*What is needed*: Your answer should be one number: how many lines of the records hold the string "JSON".

*Supplied information*:
>> START

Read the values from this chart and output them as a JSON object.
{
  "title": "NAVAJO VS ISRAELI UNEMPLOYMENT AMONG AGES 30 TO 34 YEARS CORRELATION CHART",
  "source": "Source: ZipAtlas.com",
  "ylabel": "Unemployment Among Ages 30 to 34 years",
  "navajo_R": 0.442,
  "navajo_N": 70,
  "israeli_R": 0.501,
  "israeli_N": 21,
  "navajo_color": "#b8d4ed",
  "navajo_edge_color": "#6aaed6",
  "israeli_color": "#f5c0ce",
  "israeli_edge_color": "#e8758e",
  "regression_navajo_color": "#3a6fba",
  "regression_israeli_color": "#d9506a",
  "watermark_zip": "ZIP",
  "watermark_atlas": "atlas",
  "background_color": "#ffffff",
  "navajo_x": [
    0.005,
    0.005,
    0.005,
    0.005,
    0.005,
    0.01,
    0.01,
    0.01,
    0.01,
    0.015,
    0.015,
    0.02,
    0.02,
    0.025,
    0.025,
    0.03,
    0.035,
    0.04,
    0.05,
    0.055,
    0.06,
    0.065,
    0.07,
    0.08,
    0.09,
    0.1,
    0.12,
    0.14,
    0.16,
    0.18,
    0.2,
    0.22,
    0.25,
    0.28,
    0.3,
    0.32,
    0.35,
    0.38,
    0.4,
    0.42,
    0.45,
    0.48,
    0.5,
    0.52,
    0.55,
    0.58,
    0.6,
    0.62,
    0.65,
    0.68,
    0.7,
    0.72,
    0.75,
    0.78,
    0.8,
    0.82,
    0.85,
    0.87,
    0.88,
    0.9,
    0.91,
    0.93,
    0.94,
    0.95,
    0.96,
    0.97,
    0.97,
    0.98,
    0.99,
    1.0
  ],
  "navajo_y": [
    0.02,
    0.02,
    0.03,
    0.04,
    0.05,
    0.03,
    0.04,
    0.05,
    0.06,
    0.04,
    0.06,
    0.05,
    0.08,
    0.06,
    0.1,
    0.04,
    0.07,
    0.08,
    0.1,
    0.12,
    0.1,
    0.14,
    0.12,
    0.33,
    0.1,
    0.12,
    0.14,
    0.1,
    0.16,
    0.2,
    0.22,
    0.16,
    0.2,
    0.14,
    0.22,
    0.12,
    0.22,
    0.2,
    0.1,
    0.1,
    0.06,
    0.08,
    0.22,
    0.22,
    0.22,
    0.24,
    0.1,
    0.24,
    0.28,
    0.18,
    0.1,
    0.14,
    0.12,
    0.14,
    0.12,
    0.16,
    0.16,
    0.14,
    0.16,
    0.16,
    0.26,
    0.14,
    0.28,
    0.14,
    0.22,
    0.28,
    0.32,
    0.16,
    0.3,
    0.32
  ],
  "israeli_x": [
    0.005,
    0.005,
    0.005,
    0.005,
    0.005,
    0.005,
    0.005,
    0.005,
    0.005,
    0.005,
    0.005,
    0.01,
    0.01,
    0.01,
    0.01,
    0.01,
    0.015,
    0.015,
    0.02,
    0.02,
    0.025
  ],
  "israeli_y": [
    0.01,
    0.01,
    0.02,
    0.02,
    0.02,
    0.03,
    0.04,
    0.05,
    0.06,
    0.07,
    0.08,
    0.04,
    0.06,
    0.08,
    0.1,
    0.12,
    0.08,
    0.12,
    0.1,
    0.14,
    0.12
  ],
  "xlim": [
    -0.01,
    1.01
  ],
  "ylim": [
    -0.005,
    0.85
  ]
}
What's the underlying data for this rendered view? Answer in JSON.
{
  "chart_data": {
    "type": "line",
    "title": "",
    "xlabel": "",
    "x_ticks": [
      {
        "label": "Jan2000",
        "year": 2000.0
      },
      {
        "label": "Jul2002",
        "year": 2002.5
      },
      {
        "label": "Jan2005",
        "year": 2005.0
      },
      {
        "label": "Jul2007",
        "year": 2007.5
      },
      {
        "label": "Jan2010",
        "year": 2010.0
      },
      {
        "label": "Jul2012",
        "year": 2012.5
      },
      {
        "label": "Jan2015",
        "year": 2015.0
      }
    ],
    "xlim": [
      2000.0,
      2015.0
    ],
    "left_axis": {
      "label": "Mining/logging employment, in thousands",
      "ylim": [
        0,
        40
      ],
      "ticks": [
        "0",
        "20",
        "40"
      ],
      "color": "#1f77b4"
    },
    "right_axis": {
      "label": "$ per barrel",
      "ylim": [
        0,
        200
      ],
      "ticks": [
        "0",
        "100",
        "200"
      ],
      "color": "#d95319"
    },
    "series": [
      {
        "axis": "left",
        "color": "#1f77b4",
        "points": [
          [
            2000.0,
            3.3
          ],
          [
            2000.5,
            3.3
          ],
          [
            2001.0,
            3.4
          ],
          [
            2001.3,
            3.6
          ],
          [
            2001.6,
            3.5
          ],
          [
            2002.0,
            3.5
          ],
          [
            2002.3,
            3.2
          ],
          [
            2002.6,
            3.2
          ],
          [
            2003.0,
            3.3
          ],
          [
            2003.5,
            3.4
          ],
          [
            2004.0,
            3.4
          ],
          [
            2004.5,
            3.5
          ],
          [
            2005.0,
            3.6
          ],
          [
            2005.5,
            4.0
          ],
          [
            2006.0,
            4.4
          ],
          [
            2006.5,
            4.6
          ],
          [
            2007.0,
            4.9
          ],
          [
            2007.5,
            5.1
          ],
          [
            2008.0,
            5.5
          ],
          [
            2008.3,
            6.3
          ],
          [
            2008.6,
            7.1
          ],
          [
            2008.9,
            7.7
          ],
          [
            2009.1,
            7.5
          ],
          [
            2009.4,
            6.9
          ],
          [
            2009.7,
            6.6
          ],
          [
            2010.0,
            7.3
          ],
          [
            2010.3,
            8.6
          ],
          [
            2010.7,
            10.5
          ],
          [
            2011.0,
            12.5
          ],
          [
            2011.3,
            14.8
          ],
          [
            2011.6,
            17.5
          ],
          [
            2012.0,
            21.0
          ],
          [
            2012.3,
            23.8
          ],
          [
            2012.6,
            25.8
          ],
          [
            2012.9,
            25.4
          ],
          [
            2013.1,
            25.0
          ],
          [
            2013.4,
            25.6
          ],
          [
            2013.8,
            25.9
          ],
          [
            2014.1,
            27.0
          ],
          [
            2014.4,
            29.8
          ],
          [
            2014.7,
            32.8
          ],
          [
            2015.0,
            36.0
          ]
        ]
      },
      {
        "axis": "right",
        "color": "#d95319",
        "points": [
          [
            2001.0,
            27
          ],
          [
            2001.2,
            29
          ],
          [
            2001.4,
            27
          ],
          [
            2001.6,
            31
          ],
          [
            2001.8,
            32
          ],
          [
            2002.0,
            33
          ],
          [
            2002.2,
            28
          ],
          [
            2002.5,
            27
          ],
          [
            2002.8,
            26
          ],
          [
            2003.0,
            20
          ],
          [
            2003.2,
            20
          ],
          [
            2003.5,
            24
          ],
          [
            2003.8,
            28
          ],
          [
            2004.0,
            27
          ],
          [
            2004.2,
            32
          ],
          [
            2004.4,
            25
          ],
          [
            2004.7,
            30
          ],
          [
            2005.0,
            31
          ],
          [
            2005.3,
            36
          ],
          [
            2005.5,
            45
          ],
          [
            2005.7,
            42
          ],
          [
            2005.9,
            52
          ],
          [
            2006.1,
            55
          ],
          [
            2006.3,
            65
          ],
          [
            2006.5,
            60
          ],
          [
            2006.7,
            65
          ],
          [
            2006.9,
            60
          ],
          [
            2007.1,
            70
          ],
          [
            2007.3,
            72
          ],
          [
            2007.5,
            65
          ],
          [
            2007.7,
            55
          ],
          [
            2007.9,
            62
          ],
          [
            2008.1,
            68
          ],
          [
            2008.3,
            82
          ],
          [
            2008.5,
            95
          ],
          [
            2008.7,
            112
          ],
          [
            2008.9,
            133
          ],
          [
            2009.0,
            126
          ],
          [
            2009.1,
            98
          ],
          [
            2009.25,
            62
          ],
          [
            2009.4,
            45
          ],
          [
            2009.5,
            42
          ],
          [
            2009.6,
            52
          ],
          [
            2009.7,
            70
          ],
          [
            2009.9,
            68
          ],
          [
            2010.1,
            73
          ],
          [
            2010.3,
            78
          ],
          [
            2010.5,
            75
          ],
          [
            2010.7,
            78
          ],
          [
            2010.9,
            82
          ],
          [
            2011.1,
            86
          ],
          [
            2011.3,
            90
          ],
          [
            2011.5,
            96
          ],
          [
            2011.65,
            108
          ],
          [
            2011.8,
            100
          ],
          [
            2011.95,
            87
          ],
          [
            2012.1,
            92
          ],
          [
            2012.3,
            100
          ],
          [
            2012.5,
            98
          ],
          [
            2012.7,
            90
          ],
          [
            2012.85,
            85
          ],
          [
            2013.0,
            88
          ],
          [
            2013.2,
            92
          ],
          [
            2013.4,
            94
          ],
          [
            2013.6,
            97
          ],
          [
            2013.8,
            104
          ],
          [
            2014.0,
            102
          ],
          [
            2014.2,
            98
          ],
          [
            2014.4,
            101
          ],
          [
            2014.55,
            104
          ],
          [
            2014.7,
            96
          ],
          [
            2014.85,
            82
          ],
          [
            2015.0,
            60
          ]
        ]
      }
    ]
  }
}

>> END

*Solution to this exercise*: 2